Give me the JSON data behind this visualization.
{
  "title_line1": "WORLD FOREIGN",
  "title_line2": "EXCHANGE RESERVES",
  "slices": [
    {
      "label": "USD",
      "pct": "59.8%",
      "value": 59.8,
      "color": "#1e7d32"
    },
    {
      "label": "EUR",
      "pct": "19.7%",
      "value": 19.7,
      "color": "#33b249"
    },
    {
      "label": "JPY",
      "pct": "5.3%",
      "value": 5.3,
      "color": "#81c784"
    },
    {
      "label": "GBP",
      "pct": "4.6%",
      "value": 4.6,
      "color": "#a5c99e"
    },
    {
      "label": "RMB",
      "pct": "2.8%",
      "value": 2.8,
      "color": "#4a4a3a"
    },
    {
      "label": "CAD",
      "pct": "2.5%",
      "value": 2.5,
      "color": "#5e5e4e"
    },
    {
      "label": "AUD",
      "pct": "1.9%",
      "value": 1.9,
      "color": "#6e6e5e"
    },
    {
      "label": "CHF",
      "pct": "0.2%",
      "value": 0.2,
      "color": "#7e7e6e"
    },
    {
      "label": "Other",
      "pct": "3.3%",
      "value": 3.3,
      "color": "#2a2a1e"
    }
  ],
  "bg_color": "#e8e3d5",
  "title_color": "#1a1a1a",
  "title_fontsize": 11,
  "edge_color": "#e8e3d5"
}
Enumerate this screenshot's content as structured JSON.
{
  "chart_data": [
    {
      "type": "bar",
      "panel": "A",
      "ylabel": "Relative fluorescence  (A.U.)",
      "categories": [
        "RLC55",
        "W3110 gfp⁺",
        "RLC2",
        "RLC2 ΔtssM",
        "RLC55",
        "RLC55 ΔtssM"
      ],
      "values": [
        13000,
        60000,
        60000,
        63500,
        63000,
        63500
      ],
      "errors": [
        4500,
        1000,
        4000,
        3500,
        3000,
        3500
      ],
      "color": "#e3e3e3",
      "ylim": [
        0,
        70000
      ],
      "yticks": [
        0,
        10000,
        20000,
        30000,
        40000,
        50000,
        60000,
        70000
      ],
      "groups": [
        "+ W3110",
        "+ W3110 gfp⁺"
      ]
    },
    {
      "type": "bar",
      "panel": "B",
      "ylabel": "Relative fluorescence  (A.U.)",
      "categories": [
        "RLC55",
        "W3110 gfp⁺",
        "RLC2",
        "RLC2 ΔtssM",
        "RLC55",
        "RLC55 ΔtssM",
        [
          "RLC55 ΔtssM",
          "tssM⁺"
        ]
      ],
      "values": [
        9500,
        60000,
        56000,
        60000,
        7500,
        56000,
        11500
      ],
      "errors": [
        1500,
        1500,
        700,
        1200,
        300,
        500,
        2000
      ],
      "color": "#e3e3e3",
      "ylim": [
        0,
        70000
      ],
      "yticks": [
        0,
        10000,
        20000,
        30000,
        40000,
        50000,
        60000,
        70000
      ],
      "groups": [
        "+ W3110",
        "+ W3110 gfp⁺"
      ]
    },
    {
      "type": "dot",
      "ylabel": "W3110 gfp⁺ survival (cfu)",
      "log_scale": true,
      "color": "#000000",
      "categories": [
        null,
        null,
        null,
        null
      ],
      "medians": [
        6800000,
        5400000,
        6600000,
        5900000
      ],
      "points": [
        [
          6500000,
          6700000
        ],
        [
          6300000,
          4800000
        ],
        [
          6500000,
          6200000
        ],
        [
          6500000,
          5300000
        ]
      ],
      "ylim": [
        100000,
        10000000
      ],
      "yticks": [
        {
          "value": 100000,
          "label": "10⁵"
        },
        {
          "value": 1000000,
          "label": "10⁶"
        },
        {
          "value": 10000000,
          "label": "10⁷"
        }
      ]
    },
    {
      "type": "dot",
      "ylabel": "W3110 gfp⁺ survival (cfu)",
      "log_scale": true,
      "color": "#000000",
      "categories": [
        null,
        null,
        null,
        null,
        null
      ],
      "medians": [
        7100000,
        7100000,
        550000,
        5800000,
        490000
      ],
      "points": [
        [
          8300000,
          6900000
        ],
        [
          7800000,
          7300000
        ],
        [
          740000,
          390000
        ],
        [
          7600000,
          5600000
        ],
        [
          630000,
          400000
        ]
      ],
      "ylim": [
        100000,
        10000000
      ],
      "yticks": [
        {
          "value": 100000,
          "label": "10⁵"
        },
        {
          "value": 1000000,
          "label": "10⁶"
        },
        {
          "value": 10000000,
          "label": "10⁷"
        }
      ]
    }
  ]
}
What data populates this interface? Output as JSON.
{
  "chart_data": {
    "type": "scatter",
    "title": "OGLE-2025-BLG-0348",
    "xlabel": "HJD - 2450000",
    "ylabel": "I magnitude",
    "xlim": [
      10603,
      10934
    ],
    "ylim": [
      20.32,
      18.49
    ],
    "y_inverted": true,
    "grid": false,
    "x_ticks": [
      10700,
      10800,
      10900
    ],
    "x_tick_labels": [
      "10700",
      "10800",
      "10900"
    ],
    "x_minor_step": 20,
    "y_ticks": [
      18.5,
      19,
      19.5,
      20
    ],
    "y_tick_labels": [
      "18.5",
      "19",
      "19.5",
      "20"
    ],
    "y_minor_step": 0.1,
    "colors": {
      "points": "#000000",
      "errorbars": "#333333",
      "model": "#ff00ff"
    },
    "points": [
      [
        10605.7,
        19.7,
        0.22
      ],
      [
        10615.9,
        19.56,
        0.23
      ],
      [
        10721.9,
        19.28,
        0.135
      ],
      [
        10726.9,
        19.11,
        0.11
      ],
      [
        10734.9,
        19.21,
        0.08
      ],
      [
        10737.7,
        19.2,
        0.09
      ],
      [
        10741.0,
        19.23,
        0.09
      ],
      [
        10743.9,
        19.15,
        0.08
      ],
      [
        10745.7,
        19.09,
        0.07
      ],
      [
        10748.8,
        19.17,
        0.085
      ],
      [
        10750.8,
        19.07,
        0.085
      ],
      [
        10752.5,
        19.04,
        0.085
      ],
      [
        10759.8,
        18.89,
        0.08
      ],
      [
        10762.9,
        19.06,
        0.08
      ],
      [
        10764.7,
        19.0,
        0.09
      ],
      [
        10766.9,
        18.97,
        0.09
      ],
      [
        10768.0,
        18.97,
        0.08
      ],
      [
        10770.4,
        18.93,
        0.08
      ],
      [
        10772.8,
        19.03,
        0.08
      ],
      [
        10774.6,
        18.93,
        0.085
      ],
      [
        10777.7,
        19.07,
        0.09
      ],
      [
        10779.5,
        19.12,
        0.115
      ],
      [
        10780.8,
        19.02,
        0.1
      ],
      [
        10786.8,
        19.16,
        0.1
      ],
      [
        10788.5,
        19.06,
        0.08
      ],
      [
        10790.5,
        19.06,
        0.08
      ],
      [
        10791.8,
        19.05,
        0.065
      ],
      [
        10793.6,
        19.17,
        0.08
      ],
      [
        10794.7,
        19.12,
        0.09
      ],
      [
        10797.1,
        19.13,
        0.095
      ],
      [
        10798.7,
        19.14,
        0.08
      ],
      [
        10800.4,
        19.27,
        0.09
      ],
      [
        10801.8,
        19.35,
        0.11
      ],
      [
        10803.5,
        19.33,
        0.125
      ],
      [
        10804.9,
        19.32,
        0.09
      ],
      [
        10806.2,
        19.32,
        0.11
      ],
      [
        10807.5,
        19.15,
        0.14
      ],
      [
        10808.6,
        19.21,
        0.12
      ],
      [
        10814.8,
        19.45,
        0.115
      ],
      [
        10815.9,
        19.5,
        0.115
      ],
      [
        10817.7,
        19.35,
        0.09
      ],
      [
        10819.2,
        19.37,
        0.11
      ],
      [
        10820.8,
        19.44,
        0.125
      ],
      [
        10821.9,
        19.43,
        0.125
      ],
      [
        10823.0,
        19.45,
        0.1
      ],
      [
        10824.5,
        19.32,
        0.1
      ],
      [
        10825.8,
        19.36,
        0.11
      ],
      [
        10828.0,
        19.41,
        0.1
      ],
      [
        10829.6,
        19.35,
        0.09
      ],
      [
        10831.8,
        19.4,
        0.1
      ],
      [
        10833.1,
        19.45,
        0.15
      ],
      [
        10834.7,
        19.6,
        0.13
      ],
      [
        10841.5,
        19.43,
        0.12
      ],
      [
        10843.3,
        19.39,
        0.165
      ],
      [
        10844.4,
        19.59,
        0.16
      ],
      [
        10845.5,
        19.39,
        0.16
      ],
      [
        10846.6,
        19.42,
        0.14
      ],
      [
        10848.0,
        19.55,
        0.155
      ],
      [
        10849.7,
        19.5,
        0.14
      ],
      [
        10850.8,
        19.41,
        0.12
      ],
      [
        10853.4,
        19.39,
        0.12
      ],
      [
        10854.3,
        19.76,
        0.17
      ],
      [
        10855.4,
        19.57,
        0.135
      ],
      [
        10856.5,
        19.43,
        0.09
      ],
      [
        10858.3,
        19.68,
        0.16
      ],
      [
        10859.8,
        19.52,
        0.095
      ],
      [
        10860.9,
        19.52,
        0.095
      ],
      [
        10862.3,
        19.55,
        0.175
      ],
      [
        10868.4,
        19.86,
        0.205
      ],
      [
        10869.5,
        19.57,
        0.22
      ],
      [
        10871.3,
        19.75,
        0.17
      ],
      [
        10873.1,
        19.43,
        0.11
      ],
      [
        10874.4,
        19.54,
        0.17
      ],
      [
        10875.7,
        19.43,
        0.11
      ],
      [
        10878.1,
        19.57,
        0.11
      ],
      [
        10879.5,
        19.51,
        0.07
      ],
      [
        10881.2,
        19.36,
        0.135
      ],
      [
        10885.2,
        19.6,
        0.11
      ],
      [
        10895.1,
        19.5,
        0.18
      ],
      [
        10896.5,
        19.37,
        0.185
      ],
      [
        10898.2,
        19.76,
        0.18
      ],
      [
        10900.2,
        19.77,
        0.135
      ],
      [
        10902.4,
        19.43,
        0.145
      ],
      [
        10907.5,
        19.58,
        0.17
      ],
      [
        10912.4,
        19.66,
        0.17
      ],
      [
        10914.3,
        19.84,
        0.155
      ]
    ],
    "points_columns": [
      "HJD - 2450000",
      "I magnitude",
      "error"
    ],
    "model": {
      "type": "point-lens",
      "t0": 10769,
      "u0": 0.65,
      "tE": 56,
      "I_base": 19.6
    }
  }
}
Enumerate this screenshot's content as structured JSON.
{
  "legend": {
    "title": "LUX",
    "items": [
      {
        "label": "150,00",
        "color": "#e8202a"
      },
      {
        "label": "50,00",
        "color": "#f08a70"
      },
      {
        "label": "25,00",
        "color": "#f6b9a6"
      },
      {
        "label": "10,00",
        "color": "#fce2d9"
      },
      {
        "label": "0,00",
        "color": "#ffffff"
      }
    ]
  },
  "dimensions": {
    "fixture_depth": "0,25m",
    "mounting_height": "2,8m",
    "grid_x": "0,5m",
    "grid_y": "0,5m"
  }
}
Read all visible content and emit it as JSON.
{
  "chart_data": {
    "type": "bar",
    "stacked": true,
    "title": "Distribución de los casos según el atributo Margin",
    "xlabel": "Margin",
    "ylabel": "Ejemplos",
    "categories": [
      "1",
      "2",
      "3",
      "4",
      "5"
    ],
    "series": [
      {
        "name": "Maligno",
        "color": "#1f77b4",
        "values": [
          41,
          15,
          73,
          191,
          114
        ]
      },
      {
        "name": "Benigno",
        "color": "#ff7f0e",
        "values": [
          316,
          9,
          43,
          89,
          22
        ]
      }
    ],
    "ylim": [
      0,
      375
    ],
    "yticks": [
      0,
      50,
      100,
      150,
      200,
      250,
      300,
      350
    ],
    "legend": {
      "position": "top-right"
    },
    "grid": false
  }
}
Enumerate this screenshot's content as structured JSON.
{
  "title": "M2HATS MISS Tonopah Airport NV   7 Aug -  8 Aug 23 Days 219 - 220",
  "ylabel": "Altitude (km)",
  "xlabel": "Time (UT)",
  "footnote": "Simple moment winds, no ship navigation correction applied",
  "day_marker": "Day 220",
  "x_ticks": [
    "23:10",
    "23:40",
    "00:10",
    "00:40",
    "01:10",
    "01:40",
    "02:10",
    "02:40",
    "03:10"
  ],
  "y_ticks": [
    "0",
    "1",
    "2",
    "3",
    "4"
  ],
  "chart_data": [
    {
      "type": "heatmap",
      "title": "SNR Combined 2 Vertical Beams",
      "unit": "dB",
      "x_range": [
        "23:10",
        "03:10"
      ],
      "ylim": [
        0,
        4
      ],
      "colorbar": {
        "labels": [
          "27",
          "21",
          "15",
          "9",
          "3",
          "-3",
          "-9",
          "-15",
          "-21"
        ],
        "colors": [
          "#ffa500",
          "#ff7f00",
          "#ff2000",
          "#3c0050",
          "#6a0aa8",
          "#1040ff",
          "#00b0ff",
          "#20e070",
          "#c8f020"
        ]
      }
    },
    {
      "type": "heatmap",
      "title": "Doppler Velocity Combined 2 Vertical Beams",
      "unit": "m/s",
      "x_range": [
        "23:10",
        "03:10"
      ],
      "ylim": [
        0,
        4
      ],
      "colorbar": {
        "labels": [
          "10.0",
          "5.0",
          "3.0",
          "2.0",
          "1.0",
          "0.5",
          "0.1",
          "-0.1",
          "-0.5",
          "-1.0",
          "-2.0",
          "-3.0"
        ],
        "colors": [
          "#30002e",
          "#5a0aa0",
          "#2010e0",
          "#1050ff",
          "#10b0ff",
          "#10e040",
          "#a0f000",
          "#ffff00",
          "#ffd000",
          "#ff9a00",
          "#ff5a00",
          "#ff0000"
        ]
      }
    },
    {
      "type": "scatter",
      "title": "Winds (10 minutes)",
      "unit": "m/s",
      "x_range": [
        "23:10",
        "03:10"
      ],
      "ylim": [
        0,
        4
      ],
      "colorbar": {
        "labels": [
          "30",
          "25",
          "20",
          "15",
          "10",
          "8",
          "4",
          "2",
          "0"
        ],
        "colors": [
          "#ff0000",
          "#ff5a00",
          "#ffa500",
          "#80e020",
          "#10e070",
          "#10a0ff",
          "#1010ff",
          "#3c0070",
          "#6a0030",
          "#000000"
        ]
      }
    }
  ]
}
************
_Exercise_
Scan the material above for the string "type" and report each line where you find it.

_Solution_
      "type": "bar",
      "type": "bar",
      "type": "dot",
      "type": "dot",
    "type": "scatter",
      "type": "point-lens",
    "type": "bar",
      "type": "heatmap",
      "type": "heatmap",
      "type": "scatter",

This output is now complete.